### Given task
Collect each line containing "tagline".

##### Data section

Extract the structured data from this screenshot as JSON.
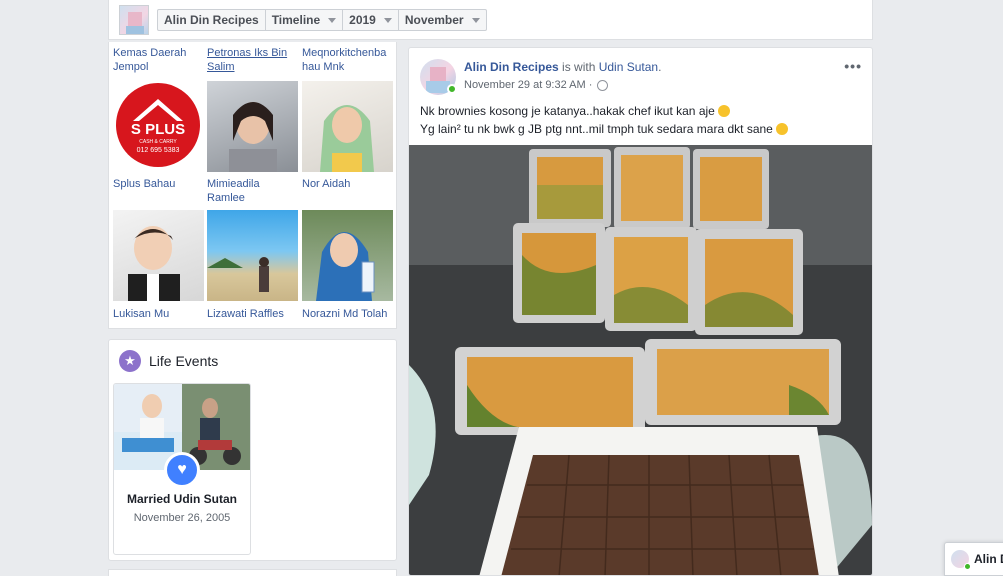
{
  "nav": {
    "page_name": "Alin Din Recipes",
    "timeline_label": "Timeline",
    "year_label": "2019",
    "month_label": "November"
  },
  "friends": [
    {
      "name": "Kemas Daerah Jempol"
    },
    {
      "name": "Petronas Iks Bin Salim"
    },
    {
      "name": "Meqnorkitchenba hau Mnk"
    },
    {
      "name": "Splus Bahau"
    },
    {
      "name": "Mimieadila Ramlee"
    },
    {
      "name": "Nor Aidah"
    },
    {
      "name": "Lukisan Mu"
    },
    {
      "name": "Lizawati Raffles"
    },
    {
      "name": "Norazni Md Tolah"
    }
  ],
  "splus_logo": {
    "brand": "S PLUS",
    "tagline": "CASH & CARRY",
    "phone": "012 695 5383"
  },
  "life_events": {
    "title": "Life Events",
    "event_title": "Married Udin Sutan",
    "event_date": "November 26, 2005"
  },
  "post": {
    "author": "Alin Din Recipes",
    "with_text": " is with ",
    "tagged": "Udin Sutan",
    "tagged_suffix": ".",
    "timestamp": "November 29 at 9:32 AM · ",
    "line1": "Nk brownies kosong je katanya..hakak chef ikut kan aje",
    "line2": "Yg lain² tu nk bwk g JB ptg nnt..mil tmph tuk sedara mara dkt sane",
    "more_label": "•••"
  },
  "chat": {
    "name": "Alin D"
  },
  "colors": {
    "link": "#365899",
    "accent": "#4080ff",
    "online": "#42b72a",
    "life_star": "#8c72cb"
  }
}
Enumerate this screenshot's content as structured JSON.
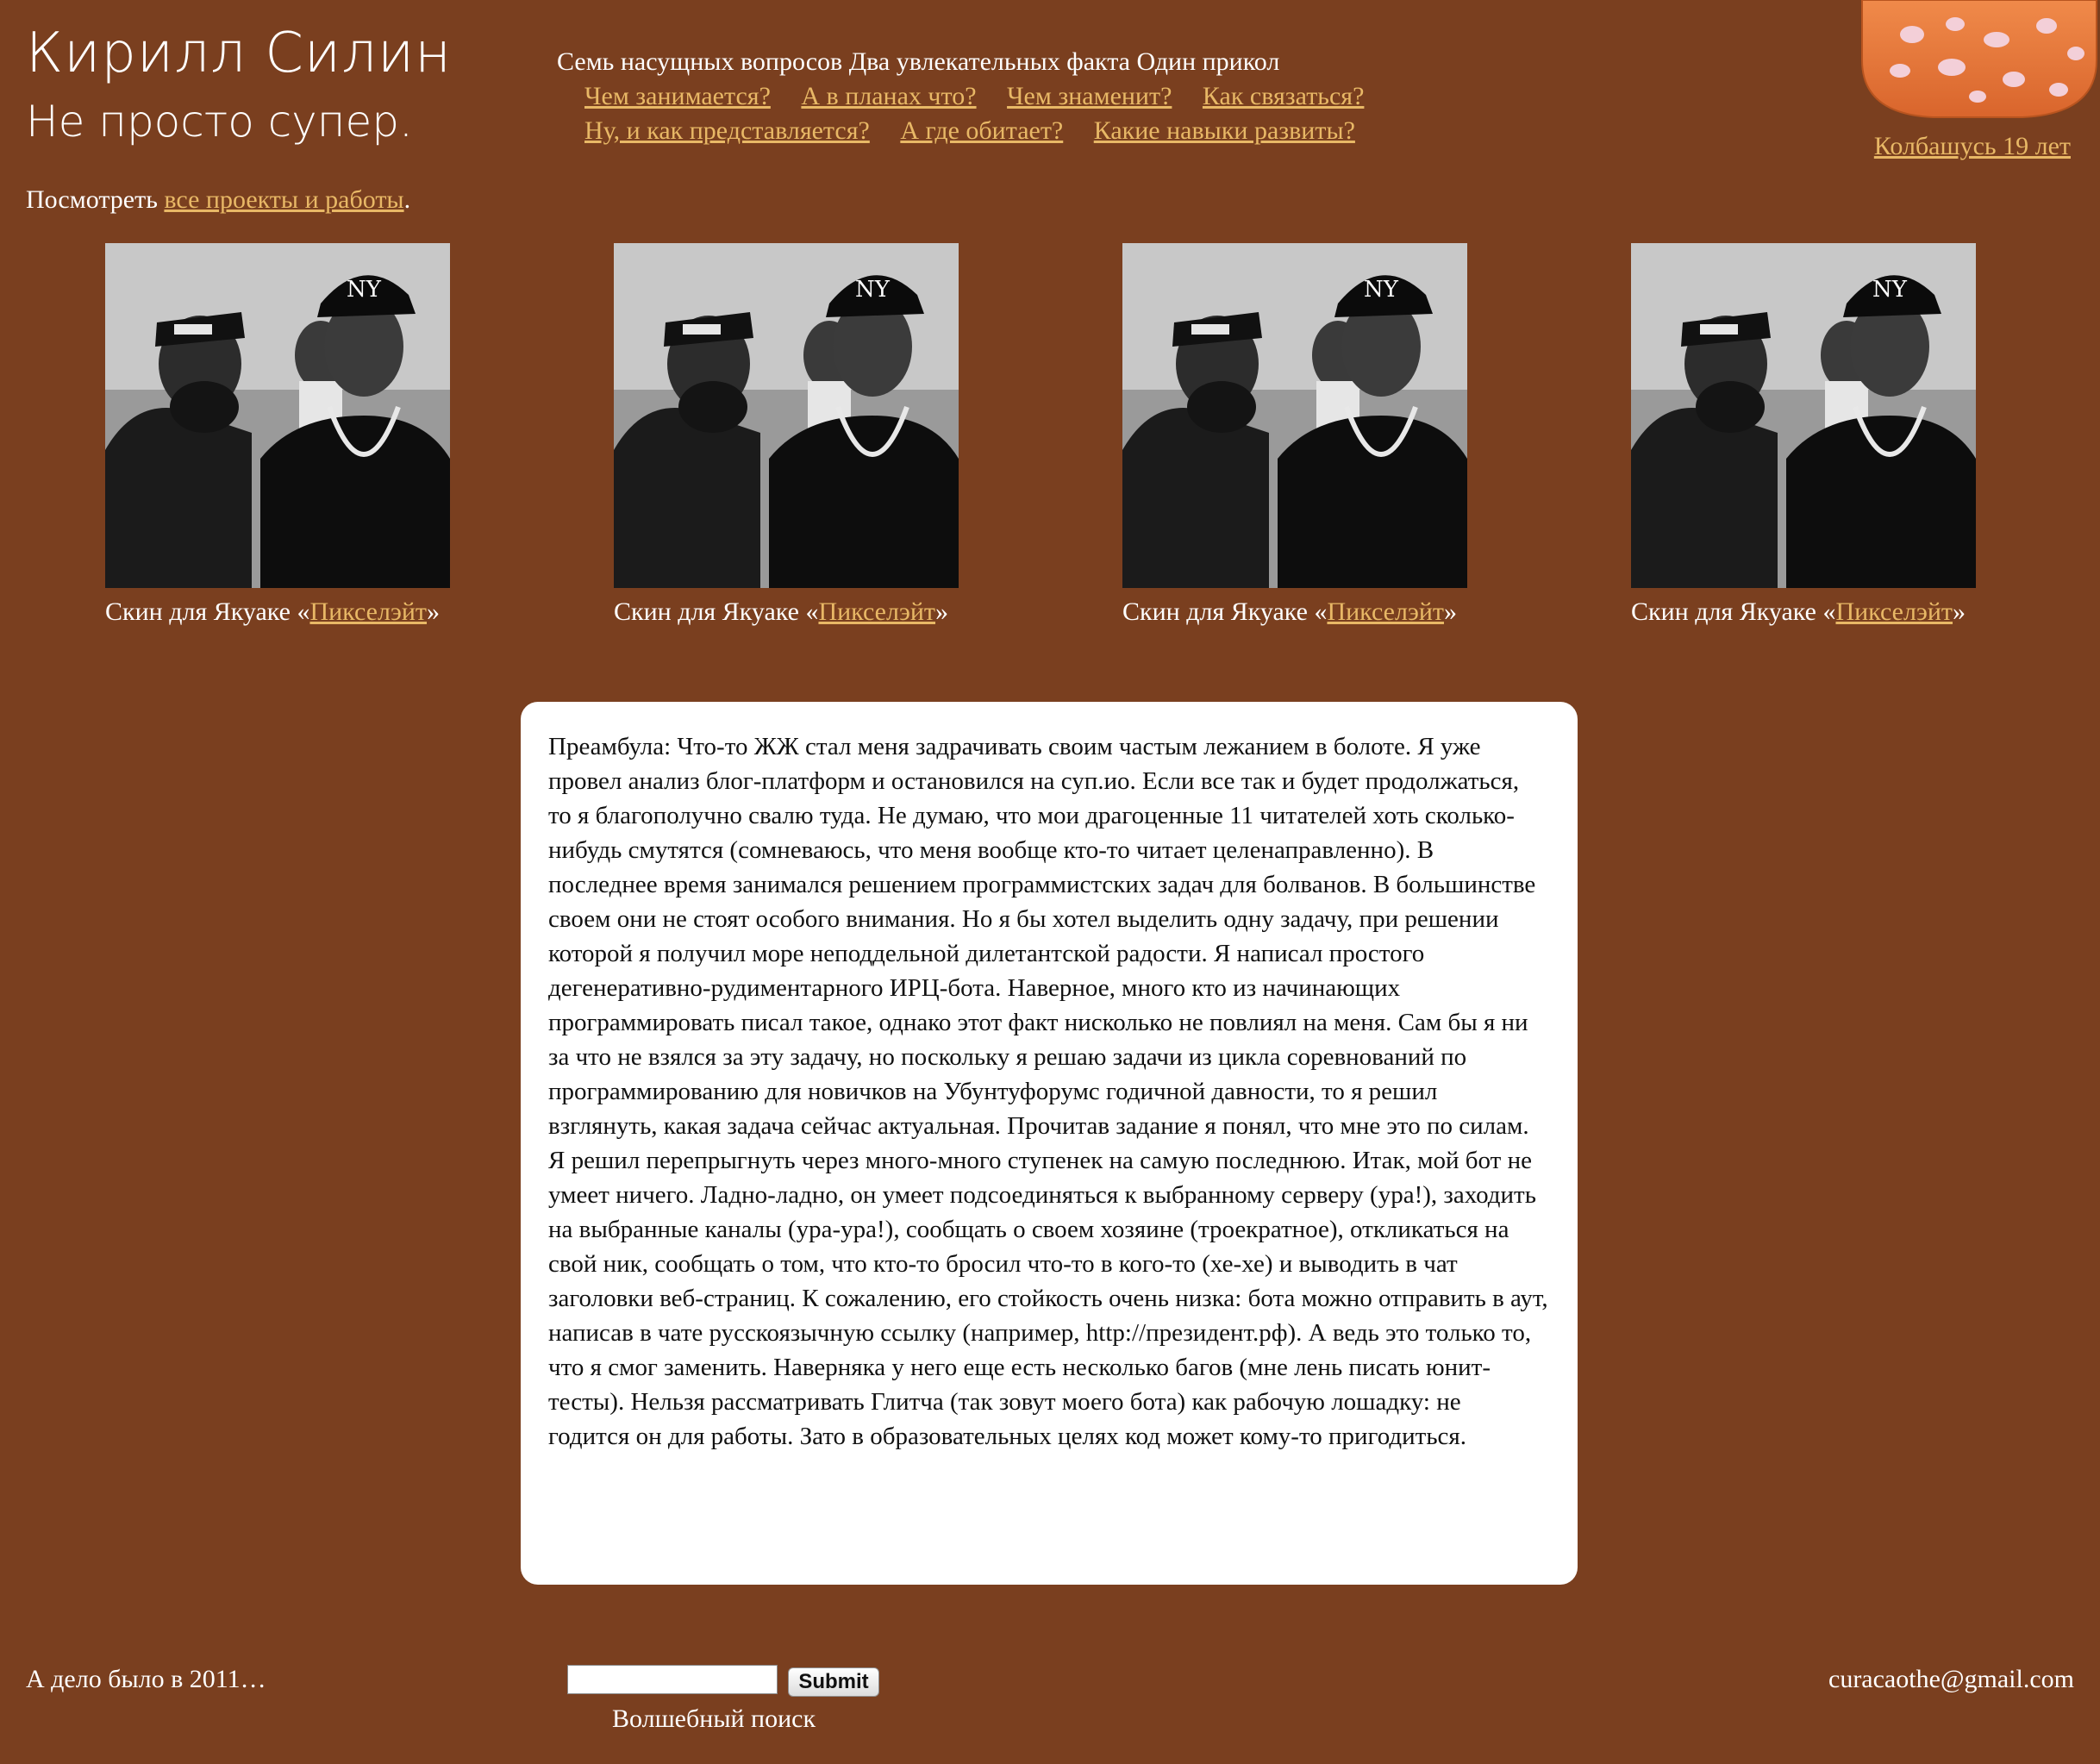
{
  "header": {
    "title": "Кирилл Силин",
    "tagline": "Не просто супер."
  },
  "nav": {
    "heading": "Семь насущных вопросов Два увлекательных факта Один прикол",
    "links_row1": [
      "Чем занимается?",
      "А в планах что?",
      "Чем знаменит?",
      "Как связаться?"
    ],
    "links_row2": [
      "Ну, и как представляется?",
      "А где обитает?",
      "Какие навыки развиты?"
    ]
  },
  "logo": {
    "icon": "sausage-icon",
    "link_text": "Колбашусь 19 лет",
    "colors": {
      "body": "#e8743a",
      "spots": "#f3cfd8"
    }
  },
  "projects_line": {
    "prefix": "Посмотреть",
    "link": "все проекты и работы",
    "suffix": "."
  },
  "cards": [
    {
      "caption_prefix": "Скин для Якуаке «",
      "caption_link": "Пикселэйт",
      "caption_suffix": "»"
    },
    {
      "caption_prefix": "Скин для Якуаке «",
      "caption_link": "Пикселэйт",
      "caption_suffix": "»"
    },
    {
      "caption_prefix": "Скин для Якуаке «",
      "caption_link": "Пикселэйт",
      "caption_suffix": "»"
    },
    {
      "caption_prefix": "Скин для Якуаке «",
      "caption_link": "Пикселэйт",
      "caption_suffix": "»"
    }
  ],
  "article": {
    "text": "Преамбула: Что-то ЖЖ стал меня задрачивать своим частым лежанием в болоте. Я уже провел анализ блог-платформ и остановился на суп.ио. Если все так и будет продолжаться, то я благополучно свалю туда. Не думаю, что мои драгоценные 11 читателей хоть сколько-нибудь смутятся (сомневаюсь, что меня вообще кто-то читает целенаправленно). В последнее время занимался решением программистских задач для болванов. В большинстве своем они не стоят особого внимания. Но я бы хотел выделить одну задачу, при решении которой я получил море неподдельной дилетантской радости. Я написал простого дегенеративно-рудиментарного ИРЦ-бота. Наверное, много кто из начинающих программировать писал такое, однако этот факт нисколько не повлиял на меня. Сам бы я ни за что не взялся за эту задачу, но поскольку я решаю задачи из цикла соревнований по программированию для новичков на Убунтуфорумс годичной давности, то я решил взглянуть, какая задача сейчас актуальная. Прочитав задание я понял, что мне это по силам. Я решил перепрыгнуть через много-много ступенек на самую последнюю. Итак, мой бот не умеет ничего. Ладно-ладно, он умеет подсоединяться к выбранному серверу (ура!), заходить на выбранные каналы (ура-ура!), сообщать о своем хозяине (троекратное), откликаться на свой ник, сообщать о том, что кто-то бросил что-то в кого-то (хе-хе) и выводить в чат заголовки веб-страниц. К сожалению, его стойкость очень низка: бота можно отправить в аут, написав в чате русскоязычную ссылку (например, http://президент.рф). А ведь это только то, что я смог заменить. Наверняка у него еще есть несколько багов (мне лень писать юнит-тесты). Нельзя рассматривать Глитча (так зовут моего бота) как рабочую лошадку: не годится он для работы. Зато в образовательных целях код может кому-то пригодиться."
  },
  "footer": {
    "left": "А дело было в 2011…",
    "search_value": "",
    "submit_label": "Submit",
    "search_label": "Волшебный поиск",
    "email": "curacaothe@gmail.com"
  },
  "colors": {
    "background": "#7a3f1f",
    "link": "#e8b866",
    "text": "#ffffff"
  }
}
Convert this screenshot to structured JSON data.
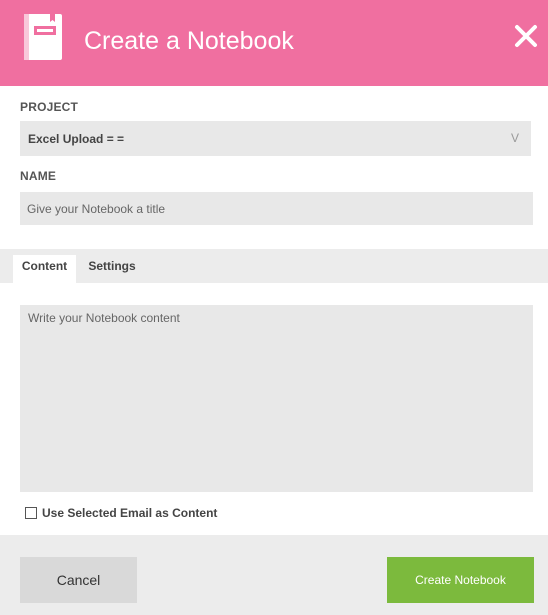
{
  "dialog": {
    "title": "Create a Notebook",
    "header_color": "#f06fa0",
    "header_icon": "notebook-icon",
    "close_icon": "close-icon"
  },
  "project": {
    "label": "PROJECT",
    "selected": "Excel Upload = =",
    "arrow": "V"
  },
  "name": {
    "label": "NAME",
    "placeholder": "Give your Notebook a title",
    "value": ""
  },
  "tabs": [
    {
      "label": "Content",
      "active": true
    },
    {
      "label": "Settings",
      "active": false
    }
  ],
  "content": {
    "placeholder": "Write your Notebook content",
    "value": ""
  },
  "option": {
    "label": "Use Selected Email as Content",
    "checked": false
  },
  "footer": {
    "cancel_label": "Cancel",
    "create_label": "Create Notebook",
    "create_color": "#7cba3d"
  }
}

##########

### Written solution
    "tagline": "CASH & CARRY",
    "tagline": "Не просто супер."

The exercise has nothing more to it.